§ **GIVEN TASK**
Return the number of lines that contain the word "paraula", and return nothing else.

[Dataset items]
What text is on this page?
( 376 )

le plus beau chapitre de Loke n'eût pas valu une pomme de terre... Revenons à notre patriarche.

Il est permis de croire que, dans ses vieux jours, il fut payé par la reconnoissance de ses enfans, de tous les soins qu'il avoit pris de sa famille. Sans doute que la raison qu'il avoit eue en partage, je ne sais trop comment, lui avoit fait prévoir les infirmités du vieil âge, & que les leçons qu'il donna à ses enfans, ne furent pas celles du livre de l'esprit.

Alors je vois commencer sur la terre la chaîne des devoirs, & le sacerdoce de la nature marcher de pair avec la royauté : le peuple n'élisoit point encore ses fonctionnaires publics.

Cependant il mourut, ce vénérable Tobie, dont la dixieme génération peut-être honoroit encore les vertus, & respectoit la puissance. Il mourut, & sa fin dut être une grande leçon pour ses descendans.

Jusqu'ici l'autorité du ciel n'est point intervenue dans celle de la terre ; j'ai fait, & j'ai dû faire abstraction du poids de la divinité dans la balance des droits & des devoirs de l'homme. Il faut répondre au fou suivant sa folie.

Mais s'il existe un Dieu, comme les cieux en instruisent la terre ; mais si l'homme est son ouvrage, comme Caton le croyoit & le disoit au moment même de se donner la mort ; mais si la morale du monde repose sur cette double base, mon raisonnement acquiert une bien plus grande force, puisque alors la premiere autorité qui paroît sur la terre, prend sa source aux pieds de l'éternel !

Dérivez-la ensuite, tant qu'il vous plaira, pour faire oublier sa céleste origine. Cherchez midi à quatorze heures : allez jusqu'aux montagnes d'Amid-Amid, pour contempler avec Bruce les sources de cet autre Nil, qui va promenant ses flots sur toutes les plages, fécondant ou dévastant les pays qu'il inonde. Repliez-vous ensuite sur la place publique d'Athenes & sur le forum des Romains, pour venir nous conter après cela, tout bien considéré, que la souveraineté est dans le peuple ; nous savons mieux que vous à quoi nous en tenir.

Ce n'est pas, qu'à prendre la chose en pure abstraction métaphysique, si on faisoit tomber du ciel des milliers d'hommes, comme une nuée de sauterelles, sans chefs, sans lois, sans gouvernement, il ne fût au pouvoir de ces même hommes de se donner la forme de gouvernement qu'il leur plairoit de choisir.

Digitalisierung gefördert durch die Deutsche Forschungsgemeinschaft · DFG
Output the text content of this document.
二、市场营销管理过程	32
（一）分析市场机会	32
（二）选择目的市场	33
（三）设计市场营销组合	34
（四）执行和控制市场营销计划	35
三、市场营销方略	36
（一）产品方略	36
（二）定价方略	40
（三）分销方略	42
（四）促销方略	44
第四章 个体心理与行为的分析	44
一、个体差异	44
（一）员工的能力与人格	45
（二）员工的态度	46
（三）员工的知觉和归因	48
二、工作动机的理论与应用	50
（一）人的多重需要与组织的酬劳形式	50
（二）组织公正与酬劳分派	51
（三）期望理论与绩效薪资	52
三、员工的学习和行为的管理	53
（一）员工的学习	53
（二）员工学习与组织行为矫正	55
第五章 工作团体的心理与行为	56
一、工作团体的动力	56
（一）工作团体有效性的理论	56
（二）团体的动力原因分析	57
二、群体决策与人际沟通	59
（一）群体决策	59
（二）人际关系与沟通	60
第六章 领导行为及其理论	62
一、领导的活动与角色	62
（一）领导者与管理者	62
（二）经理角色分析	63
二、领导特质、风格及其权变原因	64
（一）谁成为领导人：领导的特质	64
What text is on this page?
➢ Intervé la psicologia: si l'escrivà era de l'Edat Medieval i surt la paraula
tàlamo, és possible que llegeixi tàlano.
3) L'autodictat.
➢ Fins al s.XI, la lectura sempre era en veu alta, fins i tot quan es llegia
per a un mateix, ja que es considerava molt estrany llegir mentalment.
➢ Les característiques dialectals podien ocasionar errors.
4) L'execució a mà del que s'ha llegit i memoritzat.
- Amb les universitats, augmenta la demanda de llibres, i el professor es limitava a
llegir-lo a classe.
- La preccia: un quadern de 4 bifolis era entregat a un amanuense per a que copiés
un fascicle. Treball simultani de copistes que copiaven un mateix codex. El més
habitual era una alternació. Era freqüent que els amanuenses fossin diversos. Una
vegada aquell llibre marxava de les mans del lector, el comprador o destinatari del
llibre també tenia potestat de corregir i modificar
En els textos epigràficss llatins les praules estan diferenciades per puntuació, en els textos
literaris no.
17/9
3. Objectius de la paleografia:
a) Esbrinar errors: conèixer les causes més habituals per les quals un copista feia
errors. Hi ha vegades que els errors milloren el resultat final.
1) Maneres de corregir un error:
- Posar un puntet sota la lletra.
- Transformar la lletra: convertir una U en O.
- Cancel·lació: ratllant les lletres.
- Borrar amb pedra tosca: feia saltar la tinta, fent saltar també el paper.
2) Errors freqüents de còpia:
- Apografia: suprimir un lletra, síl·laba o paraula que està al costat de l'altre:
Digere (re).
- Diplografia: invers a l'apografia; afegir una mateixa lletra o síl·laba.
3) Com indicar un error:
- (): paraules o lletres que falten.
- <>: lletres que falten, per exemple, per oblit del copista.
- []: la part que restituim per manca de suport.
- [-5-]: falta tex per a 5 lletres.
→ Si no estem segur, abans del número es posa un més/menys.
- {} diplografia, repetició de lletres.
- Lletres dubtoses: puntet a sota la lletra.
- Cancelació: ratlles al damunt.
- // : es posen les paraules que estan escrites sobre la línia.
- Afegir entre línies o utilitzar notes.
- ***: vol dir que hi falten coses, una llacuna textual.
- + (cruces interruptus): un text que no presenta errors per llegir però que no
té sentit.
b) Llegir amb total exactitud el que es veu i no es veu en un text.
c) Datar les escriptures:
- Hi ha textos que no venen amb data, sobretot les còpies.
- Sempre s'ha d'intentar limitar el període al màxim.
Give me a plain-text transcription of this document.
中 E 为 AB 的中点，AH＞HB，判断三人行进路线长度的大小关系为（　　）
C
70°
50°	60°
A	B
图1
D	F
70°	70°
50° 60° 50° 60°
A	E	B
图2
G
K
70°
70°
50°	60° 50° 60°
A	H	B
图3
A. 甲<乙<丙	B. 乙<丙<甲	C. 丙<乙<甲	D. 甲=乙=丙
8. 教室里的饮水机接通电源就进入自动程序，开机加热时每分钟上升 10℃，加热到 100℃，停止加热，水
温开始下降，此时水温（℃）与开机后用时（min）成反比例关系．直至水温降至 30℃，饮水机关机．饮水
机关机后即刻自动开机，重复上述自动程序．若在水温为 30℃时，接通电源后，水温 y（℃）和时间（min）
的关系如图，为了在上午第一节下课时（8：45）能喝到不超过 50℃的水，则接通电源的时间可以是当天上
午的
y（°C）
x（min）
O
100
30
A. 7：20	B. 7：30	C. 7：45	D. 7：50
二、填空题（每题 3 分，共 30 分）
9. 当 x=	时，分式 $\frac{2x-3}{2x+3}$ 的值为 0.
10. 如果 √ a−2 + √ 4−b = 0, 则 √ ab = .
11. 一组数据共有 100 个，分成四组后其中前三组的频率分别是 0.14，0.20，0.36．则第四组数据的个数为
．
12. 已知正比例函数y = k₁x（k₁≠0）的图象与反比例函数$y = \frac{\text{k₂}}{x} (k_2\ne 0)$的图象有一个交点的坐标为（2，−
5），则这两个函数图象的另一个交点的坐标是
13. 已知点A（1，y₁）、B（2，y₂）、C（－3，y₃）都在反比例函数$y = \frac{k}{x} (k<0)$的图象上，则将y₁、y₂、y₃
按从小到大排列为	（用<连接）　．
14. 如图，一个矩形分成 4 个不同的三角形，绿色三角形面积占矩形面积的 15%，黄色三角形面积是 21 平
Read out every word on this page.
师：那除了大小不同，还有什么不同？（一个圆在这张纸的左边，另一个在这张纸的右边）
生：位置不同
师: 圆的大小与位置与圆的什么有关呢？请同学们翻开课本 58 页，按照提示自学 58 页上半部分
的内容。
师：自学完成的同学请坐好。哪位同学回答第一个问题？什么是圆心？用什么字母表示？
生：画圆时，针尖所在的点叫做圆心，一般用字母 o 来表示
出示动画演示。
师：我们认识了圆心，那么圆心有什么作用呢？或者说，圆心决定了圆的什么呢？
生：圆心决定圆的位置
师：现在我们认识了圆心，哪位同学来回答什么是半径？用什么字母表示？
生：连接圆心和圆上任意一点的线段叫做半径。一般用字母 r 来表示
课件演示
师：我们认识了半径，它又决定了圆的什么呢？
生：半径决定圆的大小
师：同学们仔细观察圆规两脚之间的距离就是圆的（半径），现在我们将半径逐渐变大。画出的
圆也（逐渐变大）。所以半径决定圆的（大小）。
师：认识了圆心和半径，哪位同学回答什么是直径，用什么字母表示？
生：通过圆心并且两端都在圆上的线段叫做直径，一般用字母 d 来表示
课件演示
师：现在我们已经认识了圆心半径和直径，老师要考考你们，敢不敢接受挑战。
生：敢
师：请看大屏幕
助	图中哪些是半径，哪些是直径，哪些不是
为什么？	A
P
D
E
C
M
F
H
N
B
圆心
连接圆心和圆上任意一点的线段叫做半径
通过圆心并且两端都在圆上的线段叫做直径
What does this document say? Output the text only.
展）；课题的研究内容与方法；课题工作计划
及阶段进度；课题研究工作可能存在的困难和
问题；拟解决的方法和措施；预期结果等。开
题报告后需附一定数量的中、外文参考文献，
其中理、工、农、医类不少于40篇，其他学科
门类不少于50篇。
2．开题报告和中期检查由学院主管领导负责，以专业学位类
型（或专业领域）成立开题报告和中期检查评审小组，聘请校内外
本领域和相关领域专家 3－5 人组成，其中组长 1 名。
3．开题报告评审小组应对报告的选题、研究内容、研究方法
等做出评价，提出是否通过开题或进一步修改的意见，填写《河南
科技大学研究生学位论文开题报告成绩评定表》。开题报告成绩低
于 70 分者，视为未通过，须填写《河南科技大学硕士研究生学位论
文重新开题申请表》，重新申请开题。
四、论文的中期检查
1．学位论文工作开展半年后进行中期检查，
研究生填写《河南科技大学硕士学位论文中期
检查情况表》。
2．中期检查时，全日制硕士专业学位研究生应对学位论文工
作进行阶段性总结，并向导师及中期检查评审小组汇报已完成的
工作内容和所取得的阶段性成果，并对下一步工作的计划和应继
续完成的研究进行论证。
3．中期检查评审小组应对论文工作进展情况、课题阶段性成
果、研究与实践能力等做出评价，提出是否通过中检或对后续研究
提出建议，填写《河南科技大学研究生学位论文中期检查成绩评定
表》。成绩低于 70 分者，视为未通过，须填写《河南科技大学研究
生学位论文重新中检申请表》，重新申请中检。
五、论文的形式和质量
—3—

§ **ANSWER FOR THE TASK**
2